WHAT NEEDS TO BE DONE:
Count how many lines contain the word "title". Respond with the number alone.

GIVEN RECORDS:
-------

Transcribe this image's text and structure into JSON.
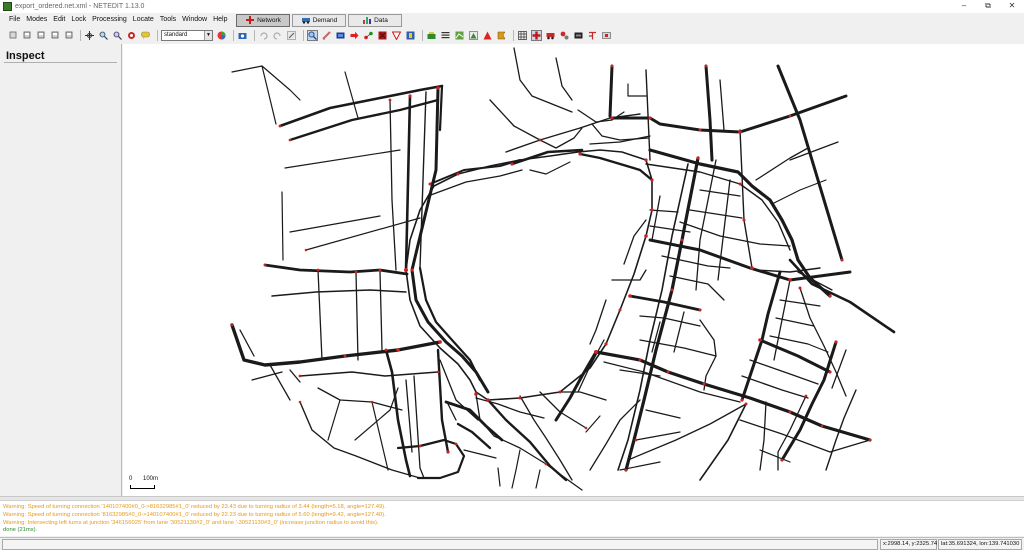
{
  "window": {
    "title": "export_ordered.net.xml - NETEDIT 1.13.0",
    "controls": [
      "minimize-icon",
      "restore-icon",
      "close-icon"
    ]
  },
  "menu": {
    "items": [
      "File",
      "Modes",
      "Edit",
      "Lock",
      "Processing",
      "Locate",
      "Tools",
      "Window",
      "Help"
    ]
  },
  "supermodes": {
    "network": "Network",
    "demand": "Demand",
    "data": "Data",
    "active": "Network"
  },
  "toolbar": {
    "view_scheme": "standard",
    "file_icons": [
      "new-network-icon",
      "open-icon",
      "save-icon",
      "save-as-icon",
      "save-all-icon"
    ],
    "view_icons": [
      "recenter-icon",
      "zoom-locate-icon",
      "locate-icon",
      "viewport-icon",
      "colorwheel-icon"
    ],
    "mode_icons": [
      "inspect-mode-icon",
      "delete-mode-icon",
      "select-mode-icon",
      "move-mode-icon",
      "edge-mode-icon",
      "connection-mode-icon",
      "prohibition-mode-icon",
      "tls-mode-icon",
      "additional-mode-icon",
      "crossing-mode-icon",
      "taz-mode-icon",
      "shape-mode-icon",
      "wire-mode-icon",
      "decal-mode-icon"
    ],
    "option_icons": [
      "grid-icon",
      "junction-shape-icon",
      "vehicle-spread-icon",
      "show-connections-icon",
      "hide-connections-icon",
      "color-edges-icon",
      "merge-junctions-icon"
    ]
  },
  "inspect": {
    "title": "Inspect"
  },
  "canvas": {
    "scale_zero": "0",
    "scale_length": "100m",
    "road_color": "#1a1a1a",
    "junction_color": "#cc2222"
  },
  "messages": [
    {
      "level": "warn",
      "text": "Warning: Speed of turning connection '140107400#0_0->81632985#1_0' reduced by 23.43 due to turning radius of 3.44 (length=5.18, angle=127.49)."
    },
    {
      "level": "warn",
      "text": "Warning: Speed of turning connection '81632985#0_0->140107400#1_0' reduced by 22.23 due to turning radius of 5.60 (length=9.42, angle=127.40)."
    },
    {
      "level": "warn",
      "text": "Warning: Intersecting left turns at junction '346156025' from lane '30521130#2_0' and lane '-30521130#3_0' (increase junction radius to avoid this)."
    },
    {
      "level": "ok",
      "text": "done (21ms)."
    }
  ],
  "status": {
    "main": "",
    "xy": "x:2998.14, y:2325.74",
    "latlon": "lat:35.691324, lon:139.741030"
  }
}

-------

EXPECTED OUTPUT:
2